__Written problem__: Tally how many lines hold the string "Зиловское". Your reply should be that number alone.

-- start --

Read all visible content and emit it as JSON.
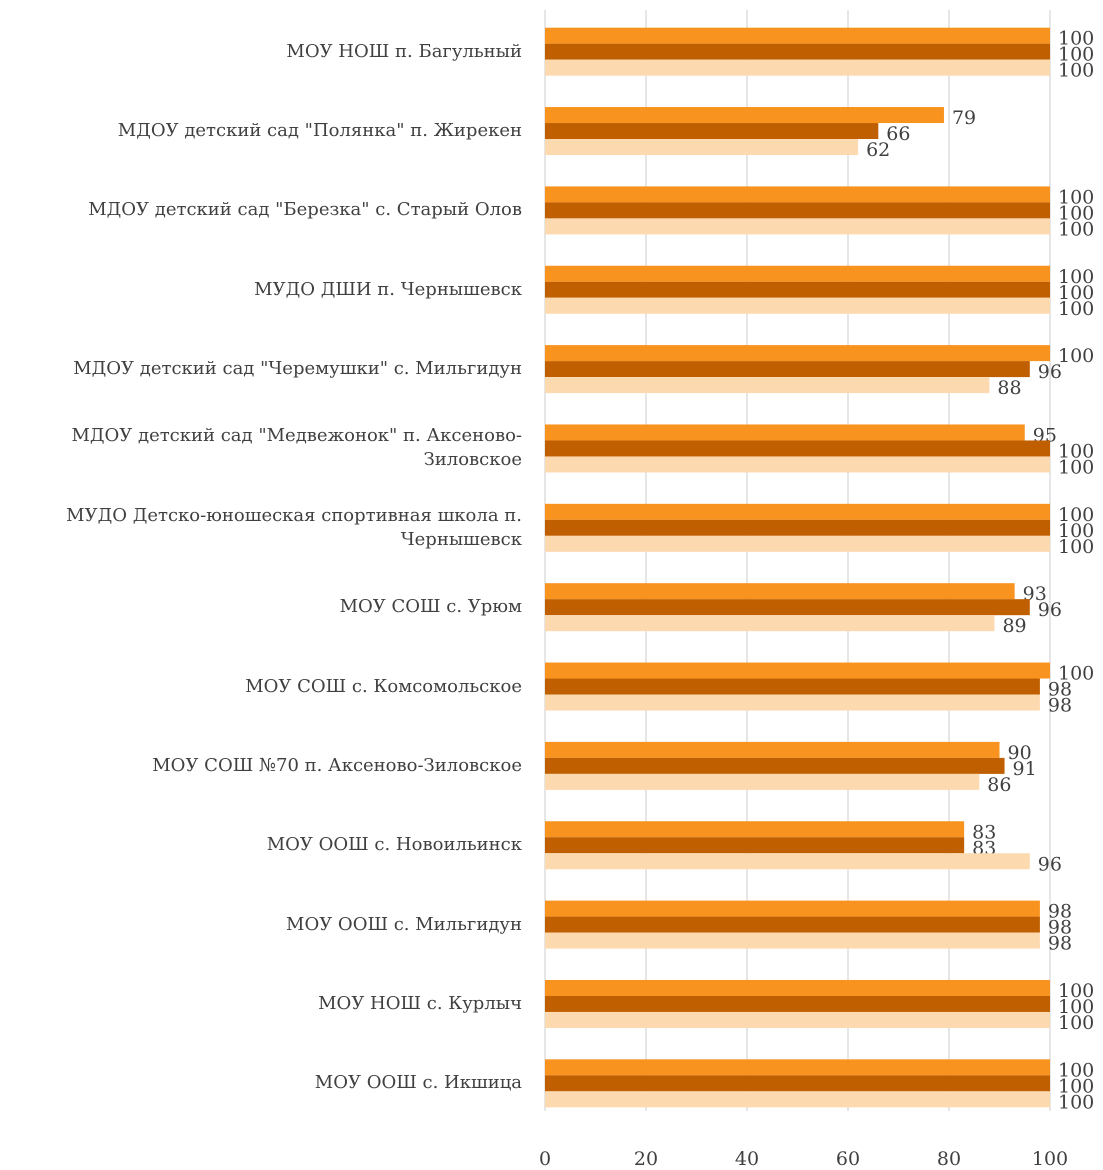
{
  "chart_data": {
    "type": "hbar",
    "categories": [
      "МОУ НОШ п. Багульный",
      "МДОУ детский сад \"Полянка\" п. Жирекен",
      "МДОУ детский сад \"Березка\"  с. Старый Олов",
      "МУДО ДШИ п. Чернышевск",
      "МДОУ  детский сад \"Черемушки\" с. Мильгидун",
      "МДОУ детский сад \"Медвежонок\"  п. Аксеново-Зиловское",
      "МУДО Детско-юношеская спортивная школа п. Чернышевск",
      "МОУ СОШ с. Урюм",
      "МОУ СОШ с. Комсомольское",
      "МОУ СОШ №70 п. Аксеново-Зиловское",
      "МОУ ООШ с. Новоильинск",
      "МОУ ООШ с. Мильгидун",
      "МОУ НОШ с. Курлыч",
      "МОУ ООШ с. Икшица"
    ],
    "series": [
      {
        "color": "#f7931e",
        "values": [
          100,
          79,
          100,
          100,
          100,
          95,
          100,
          93,
          100,
          90,
          83,
          98,
          100,
          100
        ]
      },
      {
        "color": "#c05f00",
        "values": [
          100,
          66,
          100,
          100,
          96,
          100,
          100,
          96,
          98,
          91,
          83,
          98,
          100,
          100
        ]
      },
      {
        "color": "#fdd9b0",
        "values": [
          100,
          62,
          100,
          100,
          88,
          100,
          100,
          89,
          98,
          86,
          96,
          98,
          100,
          100
        ]
      }
    ],
    "xlim": [
      0,
      100
    ],
    "xticks": [
      0,
      20,
      40,
      60,
      80,
      100
    ],
    "grid": true
  }
}
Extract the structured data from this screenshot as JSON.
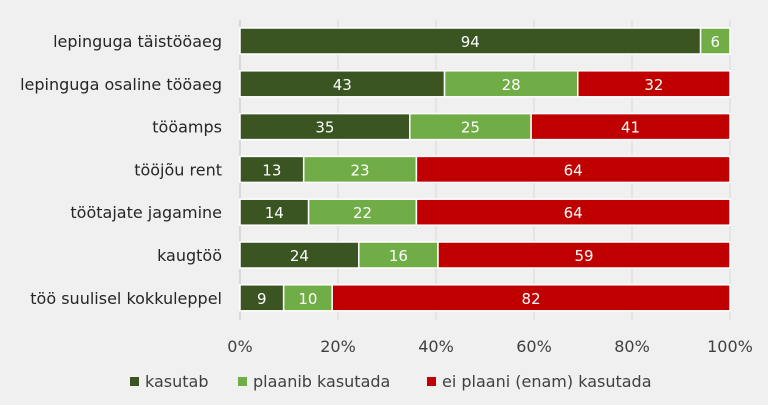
{
  "chart_data": {
    "type": "bar",
    "orientation": "horizontal",
    "stacked": "percent",
    "categories": [
      "lepinguga täistööaeg",
      "lepinguga osaline tööaeg",
      "tööamps",
      "tööjõu rent",
      "töötajate jagamine",
      "kaugtöö",
      "töö suulisel kokkuleppel"
    ],
    "series": [
      {
        "name": "kasutab",
        "color": "#3a5422",
        "values": [
          94,
          43,
          35,
          13,
          14,
          24,
          9
        ]
      },
      {
        "name": "plaanib kasutada",
        "color": "#70ad47",
        "values": [
          6,
          28,
          25,
          23,
          22,
          16,
          10
        ]
      },
      {
        "name": "ei plaani (enam) kasutada",
        "color": "#c00000",
        "values": [
          0,
          32,
          41,
          64,
          64,
          59,
          82
        ]
      }
    ],
    "xlim": [
      0,
      100
    ],
    "xticks": [
      "0%",
      "20%",
      "40%",
      "60%",
      "80%",
      "100%"
    ],
    "grid": true,
    "legend": "bottom"
  }
}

-- end --

__Task result__: 2